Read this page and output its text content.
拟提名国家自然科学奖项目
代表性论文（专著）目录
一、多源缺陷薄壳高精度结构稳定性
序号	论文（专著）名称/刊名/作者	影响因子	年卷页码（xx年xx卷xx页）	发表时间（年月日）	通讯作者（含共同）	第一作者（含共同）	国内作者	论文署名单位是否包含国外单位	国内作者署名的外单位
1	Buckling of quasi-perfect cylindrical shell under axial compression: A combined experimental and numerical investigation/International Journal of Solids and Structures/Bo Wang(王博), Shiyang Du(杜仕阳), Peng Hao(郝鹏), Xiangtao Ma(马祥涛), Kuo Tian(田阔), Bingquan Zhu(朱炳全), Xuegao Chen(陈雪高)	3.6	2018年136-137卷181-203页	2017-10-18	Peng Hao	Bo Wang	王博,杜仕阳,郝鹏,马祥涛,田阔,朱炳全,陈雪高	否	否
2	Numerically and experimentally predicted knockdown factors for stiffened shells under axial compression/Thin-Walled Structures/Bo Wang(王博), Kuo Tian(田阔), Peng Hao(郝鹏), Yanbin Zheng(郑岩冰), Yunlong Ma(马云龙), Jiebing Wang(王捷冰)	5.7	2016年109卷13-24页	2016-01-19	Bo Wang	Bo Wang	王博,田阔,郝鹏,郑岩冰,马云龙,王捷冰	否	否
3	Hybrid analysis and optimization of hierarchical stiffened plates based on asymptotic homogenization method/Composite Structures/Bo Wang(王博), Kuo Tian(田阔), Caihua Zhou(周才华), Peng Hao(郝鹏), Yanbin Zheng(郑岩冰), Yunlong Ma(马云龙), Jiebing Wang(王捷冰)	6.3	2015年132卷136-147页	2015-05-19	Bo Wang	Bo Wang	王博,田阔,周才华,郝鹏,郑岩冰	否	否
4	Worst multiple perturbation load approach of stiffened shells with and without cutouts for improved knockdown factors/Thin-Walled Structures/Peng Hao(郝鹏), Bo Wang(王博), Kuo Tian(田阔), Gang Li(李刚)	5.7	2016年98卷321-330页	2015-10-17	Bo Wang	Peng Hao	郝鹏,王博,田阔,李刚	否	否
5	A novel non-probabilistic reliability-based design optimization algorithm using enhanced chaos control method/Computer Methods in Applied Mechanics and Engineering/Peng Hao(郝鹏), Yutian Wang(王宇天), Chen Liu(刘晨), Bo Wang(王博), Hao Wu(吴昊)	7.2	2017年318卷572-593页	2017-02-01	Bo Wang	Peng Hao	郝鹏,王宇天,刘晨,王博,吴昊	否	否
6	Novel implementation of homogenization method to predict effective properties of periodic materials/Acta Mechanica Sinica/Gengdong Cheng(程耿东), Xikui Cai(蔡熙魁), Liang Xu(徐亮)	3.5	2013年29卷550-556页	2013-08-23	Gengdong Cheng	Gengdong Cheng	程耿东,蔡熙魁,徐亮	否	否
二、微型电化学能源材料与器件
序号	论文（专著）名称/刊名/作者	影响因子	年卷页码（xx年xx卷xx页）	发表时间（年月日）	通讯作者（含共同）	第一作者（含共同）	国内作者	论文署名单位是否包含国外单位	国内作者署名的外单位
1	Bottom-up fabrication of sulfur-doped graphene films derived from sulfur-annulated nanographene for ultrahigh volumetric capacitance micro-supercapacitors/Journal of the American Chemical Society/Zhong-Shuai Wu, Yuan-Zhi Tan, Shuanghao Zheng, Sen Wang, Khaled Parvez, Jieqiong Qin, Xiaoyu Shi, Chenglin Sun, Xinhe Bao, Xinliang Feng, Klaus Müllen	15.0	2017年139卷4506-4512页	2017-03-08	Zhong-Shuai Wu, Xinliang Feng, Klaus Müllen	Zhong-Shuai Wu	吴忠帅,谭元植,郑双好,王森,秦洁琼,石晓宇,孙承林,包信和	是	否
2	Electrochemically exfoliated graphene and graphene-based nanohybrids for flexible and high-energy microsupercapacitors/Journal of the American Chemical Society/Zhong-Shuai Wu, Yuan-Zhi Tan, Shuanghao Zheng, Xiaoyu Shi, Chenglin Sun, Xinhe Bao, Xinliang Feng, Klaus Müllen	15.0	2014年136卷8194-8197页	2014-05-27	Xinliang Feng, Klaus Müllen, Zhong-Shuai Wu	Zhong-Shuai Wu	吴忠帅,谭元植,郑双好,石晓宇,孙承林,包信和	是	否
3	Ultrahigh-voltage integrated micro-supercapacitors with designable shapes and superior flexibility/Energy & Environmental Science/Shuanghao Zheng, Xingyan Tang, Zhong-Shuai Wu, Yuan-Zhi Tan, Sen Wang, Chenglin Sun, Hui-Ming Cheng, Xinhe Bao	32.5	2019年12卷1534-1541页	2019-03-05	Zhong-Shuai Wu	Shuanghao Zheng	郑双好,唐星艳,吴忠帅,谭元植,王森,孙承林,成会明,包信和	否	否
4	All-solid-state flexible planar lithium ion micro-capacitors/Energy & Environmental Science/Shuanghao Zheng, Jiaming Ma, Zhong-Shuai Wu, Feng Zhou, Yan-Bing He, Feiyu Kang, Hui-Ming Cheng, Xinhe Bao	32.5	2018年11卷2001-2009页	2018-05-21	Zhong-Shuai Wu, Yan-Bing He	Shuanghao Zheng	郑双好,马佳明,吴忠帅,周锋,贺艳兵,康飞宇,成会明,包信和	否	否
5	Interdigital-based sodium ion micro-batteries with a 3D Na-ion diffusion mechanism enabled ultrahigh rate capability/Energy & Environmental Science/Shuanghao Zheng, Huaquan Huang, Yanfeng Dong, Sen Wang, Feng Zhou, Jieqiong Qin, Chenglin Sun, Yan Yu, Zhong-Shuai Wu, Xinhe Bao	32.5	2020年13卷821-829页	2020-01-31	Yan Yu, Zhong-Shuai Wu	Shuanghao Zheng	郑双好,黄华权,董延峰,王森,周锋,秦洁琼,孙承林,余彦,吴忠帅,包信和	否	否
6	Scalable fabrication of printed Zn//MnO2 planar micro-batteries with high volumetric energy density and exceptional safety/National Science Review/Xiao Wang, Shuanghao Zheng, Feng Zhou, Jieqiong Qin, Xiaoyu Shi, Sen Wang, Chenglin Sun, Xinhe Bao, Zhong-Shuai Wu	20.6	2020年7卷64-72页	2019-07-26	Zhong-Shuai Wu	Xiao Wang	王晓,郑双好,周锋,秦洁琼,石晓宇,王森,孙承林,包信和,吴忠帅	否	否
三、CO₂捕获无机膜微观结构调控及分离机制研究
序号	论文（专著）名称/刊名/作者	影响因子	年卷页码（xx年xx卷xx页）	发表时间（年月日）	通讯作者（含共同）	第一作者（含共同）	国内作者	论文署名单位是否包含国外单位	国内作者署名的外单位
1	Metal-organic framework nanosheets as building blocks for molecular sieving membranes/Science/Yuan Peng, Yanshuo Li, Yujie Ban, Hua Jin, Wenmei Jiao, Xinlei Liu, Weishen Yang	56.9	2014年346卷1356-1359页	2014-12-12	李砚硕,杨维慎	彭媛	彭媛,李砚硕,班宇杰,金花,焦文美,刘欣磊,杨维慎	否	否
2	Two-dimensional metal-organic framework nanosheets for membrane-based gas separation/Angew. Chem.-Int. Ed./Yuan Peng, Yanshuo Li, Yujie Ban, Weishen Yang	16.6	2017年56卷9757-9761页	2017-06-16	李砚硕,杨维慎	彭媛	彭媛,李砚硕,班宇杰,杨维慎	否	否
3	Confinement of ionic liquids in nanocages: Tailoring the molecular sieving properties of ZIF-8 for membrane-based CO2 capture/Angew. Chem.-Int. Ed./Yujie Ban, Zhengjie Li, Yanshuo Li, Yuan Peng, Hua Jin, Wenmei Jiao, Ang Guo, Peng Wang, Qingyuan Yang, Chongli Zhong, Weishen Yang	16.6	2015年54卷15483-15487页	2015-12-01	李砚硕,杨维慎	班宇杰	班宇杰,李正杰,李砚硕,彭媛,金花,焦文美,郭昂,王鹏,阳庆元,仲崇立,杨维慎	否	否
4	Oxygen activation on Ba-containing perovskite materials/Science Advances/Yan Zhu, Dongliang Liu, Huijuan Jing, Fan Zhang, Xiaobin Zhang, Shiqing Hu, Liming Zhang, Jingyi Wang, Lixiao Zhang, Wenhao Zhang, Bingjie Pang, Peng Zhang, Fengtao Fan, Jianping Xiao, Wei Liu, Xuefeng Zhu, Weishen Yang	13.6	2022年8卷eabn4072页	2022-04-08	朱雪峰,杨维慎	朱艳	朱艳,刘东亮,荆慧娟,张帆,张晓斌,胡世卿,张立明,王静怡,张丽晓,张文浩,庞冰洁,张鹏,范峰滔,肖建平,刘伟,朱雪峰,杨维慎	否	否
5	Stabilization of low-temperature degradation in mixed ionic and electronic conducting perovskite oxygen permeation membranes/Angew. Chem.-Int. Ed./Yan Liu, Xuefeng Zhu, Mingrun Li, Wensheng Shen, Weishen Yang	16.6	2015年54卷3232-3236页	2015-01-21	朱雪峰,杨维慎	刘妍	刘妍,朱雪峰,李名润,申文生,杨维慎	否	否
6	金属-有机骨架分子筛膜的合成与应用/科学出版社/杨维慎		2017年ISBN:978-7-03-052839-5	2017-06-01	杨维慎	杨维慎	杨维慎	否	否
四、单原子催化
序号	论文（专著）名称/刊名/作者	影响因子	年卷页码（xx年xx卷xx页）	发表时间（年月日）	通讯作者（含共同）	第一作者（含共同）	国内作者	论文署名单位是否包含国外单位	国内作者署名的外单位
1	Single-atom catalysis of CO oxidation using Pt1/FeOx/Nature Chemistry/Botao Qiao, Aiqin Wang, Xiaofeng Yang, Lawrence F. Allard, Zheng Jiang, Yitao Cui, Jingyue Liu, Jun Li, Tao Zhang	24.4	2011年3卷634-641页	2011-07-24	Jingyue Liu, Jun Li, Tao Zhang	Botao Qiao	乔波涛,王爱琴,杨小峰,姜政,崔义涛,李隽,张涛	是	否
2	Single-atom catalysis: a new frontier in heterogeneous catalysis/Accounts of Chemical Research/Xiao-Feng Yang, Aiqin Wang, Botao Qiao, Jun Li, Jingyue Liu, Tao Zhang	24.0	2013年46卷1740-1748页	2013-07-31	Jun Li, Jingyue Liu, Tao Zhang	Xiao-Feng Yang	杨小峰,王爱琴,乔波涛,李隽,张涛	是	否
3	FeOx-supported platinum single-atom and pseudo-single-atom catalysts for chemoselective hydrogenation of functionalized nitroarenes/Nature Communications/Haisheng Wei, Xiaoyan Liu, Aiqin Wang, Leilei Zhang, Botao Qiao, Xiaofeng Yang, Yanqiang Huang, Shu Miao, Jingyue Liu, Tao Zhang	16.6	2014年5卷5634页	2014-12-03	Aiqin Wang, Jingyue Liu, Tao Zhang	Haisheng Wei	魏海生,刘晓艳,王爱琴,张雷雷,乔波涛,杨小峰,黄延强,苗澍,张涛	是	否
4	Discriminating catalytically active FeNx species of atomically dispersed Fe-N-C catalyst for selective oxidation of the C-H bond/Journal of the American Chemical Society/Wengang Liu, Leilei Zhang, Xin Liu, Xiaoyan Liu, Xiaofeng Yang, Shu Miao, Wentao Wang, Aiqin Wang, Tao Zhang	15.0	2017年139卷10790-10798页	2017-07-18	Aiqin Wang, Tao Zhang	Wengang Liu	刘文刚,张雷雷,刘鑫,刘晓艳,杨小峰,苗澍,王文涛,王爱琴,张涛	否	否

* * * *

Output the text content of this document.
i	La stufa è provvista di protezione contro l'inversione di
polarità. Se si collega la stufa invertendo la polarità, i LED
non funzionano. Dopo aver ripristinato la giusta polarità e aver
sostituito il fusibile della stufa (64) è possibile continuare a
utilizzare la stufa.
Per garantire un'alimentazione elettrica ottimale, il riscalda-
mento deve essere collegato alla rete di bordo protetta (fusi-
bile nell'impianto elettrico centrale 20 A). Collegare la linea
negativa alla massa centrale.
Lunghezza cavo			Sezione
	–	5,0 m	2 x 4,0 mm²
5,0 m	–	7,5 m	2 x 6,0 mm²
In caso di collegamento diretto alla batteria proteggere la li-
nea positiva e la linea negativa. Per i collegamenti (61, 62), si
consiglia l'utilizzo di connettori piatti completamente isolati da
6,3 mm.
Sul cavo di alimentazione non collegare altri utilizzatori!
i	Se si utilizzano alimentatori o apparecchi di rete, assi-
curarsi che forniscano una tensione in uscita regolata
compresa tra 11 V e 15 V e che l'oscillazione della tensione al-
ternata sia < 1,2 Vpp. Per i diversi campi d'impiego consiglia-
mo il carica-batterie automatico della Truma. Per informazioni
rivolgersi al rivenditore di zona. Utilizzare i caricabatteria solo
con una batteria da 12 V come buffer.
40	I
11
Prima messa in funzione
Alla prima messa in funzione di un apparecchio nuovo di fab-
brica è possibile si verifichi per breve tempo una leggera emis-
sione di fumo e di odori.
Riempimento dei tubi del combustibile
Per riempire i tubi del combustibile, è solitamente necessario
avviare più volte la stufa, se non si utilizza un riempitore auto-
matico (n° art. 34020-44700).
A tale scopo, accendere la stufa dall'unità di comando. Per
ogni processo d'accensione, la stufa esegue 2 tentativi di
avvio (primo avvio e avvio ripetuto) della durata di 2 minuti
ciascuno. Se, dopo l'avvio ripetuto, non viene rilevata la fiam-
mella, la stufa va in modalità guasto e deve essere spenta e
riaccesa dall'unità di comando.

* * * *

■ **Problem to solve**: Pick each line holding the word "content" out of the data and copy it.

■ **Response**:
Read this page and output its text content.
Output the text content of this document.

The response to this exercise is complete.